-- What to produce --
Lines that contain the string "JSON" are to be copied; leave out all others.

Collected data
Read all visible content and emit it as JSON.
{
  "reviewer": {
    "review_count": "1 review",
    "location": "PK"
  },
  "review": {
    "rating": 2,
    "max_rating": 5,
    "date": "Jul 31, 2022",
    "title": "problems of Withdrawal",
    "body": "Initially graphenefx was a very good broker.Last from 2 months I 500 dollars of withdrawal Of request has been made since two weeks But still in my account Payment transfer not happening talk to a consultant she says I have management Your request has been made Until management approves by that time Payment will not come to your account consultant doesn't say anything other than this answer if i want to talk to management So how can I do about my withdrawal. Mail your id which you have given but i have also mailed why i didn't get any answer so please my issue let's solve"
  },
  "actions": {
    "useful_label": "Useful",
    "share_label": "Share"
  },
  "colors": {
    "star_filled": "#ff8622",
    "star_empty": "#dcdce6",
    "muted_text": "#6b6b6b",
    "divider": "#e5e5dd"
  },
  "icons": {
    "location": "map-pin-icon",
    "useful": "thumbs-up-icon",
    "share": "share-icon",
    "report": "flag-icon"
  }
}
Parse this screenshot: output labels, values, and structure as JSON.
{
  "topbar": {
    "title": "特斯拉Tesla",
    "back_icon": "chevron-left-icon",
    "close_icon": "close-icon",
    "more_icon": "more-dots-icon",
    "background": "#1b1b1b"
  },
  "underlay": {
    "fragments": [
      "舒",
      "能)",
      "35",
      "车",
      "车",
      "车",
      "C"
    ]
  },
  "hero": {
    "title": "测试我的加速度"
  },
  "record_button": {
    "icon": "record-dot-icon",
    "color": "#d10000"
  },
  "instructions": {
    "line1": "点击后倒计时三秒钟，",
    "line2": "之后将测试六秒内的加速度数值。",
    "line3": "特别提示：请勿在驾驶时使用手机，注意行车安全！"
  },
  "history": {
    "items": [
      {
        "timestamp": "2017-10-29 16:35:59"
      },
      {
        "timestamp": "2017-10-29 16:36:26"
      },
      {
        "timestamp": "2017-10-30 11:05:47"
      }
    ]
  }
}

-- Task solution --
Read all visible content and emit it as JSON.
Parse this screenshot: output labels, values, and structure as JSON.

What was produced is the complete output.